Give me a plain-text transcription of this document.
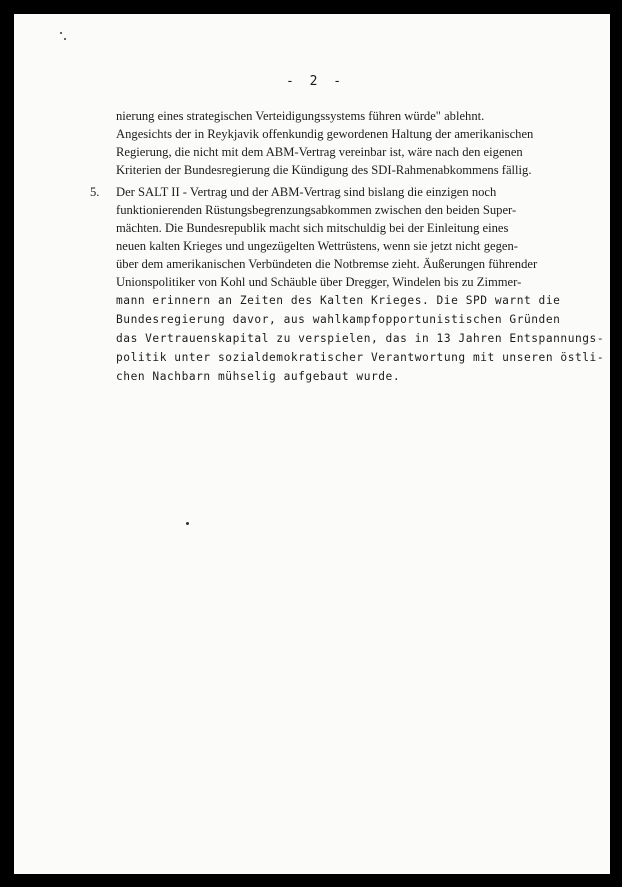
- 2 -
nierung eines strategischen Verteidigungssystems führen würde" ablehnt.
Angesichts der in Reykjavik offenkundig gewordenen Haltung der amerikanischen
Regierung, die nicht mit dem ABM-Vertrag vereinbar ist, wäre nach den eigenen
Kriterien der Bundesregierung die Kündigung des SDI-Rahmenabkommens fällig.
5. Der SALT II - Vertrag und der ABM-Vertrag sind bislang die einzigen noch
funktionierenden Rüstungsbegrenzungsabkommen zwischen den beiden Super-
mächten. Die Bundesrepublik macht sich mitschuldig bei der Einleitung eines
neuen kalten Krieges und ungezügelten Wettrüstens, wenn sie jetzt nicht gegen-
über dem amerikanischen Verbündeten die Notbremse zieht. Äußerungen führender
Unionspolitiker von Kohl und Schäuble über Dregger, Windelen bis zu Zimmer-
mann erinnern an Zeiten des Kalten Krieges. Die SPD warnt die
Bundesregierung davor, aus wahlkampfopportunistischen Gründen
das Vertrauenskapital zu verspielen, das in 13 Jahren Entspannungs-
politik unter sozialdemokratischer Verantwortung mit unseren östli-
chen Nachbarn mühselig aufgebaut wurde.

▶ The task: Print every entry exactly as written, without the pictures.

▶ The reply:
Give me a plain-text transcription of this document.
- 2 -
nierung eines strategischen Verteidigungssystems führen würde" ablehnt.
Angesichts der in Reykjavik offenkundig gewordenen Haltung der amerikanischen
Regierung, die nicht mit dem ABM-Vertrag vereinbar ist, wäre nach den eigenen
Kriterien der Bundesregierung die Kündigung des SDI-Rahmenabkommens fällig.
5. Der SALT II - Vertrag und der ABM-Vertrag sind bislang die einzigen noch
funktionierenden Rüstungsbegrenzungsabkommen zwischen den beiden Super-
mächten. Die Bundesrepublik macht sich mitschuldig bei der Einleitung eines
neuen kalten Krieges und ungezügelten Wettrüstens, wenn sie jetzt nicht gegen-
über dem amerikanischen Verbündeten die Notbremse zieht. Äußerungen führender
Unionspolitiker von Kohl und Schäuble über Dregger, Windelen bis zu Zimmer-
mann erinnern an Zeiten des Kalten Krieges. Die SPD warnt die
Bundesregierung davor, aus wahlkampfopportunistischen Gründen
das Vertrauenskapital zu verspielen, das in 13 Jahren Entspannungs-
politik unter sozialdemokratischer Verantwortung mit unseren östli-
chen Nachbarn mühselig aufgebaut wurde.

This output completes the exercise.